WHAT THE TASK ASKS
List each line of the data that holds the string "stock", please.

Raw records
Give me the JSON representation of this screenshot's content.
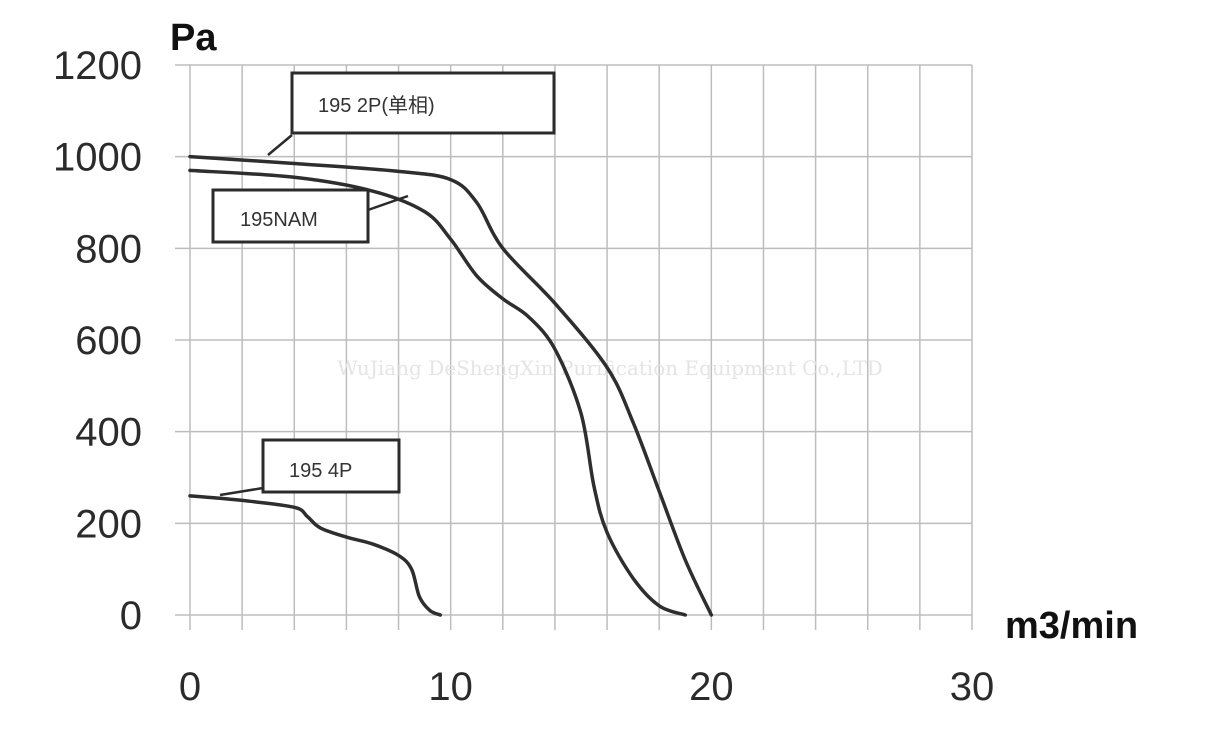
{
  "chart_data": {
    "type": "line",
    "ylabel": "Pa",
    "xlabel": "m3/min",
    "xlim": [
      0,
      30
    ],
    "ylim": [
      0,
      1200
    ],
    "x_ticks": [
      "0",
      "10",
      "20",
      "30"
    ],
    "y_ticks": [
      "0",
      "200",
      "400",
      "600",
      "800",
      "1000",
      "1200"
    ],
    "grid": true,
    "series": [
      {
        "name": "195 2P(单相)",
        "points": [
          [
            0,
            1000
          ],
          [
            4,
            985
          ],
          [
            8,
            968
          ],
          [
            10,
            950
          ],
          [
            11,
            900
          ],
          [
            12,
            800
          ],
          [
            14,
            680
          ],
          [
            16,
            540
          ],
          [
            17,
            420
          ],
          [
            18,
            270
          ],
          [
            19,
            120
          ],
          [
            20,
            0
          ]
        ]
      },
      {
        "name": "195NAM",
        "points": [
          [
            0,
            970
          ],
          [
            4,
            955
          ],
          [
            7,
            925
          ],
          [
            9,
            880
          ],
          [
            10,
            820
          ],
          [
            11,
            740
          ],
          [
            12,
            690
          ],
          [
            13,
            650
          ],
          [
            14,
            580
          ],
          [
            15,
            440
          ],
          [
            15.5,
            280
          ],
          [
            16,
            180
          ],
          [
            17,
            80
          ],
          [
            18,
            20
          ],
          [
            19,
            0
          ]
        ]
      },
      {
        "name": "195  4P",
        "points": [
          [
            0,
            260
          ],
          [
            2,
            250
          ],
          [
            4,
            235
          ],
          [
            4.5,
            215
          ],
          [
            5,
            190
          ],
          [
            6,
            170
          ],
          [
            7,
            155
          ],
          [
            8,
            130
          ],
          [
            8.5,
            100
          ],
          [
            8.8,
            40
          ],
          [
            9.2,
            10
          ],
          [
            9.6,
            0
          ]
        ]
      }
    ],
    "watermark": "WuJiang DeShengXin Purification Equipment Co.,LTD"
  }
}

==

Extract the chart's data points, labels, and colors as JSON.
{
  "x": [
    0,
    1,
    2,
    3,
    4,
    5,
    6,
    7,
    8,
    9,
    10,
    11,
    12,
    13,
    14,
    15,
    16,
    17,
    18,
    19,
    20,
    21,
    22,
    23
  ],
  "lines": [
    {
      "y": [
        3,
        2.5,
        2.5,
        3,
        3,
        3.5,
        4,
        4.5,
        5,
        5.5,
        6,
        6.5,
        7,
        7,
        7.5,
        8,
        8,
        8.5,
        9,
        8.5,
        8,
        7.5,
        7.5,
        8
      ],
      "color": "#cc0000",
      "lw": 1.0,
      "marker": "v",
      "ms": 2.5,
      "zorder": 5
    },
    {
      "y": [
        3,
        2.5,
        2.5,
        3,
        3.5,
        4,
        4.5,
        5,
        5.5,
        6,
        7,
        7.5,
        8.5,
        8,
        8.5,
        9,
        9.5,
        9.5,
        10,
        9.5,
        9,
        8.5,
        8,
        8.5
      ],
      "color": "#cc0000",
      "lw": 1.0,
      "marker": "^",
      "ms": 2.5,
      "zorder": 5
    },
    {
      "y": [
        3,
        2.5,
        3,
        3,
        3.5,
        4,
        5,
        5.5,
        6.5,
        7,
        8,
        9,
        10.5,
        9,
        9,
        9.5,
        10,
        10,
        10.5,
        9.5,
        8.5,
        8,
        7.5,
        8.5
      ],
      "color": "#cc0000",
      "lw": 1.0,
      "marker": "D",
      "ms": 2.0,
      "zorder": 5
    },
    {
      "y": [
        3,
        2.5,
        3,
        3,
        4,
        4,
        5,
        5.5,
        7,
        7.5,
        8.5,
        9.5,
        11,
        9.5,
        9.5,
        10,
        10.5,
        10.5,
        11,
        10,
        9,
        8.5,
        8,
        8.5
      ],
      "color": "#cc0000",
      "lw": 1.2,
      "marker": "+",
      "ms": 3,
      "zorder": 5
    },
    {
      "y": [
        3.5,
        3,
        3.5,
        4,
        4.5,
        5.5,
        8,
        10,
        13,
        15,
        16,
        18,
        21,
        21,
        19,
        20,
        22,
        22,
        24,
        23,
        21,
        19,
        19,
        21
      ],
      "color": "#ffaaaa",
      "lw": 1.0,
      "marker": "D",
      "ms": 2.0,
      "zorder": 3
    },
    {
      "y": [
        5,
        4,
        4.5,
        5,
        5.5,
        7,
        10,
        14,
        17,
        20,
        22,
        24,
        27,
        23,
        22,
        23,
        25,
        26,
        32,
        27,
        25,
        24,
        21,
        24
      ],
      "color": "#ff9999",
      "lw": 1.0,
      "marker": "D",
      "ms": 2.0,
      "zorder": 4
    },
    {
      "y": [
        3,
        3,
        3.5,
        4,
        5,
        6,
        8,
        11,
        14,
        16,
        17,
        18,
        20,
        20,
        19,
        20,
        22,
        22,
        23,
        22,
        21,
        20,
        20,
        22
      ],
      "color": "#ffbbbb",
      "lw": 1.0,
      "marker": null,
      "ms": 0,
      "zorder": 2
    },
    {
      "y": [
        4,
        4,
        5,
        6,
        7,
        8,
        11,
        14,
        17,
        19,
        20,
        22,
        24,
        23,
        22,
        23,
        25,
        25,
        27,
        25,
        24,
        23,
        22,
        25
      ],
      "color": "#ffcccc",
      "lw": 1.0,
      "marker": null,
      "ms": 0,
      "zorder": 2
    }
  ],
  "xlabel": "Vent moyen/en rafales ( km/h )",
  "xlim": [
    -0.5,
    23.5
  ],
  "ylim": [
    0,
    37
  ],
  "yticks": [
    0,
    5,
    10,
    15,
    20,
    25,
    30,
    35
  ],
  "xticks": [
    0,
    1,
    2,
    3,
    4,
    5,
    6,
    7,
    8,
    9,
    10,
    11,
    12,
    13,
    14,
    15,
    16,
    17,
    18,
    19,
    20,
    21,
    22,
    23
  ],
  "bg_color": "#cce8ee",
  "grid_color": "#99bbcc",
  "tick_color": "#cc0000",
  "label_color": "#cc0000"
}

...

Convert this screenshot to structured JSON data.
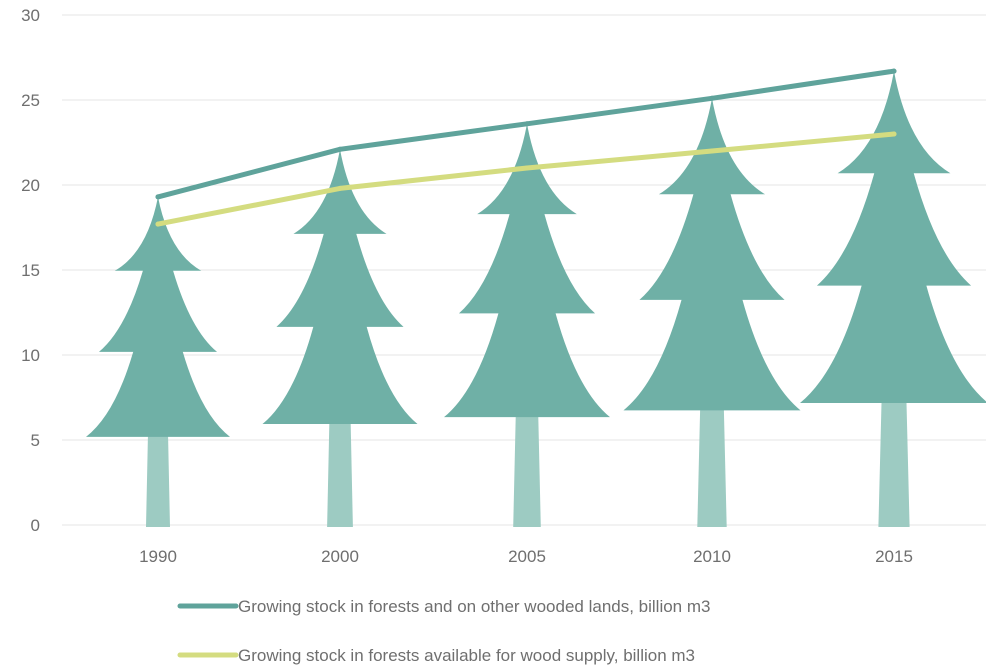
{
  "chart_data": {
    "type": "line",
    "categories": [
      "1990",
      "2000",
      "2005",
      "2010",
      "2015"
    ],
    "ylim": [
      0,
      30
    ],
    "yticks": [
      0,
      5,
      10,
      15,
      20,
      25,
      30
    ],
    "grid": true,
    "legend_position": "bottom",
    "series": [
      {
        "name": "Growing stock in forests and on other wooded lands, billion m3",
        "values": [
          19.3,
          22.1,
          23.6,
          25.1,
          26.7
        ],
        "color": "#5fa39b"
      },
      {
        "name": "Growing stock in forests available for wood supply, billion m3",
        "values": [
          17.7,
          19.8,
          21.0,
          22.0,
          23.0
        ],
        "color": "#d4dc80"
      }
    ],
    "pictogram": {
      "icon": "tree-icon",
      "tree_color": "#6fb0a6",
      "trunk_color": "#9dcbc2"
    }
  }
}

SOLUTION TO THE PROBLEM
        "name": "Growing stock in forests and on other wooded lands, billion m3",
        "name": "Growing stock in forests available for wood supply, billion m3",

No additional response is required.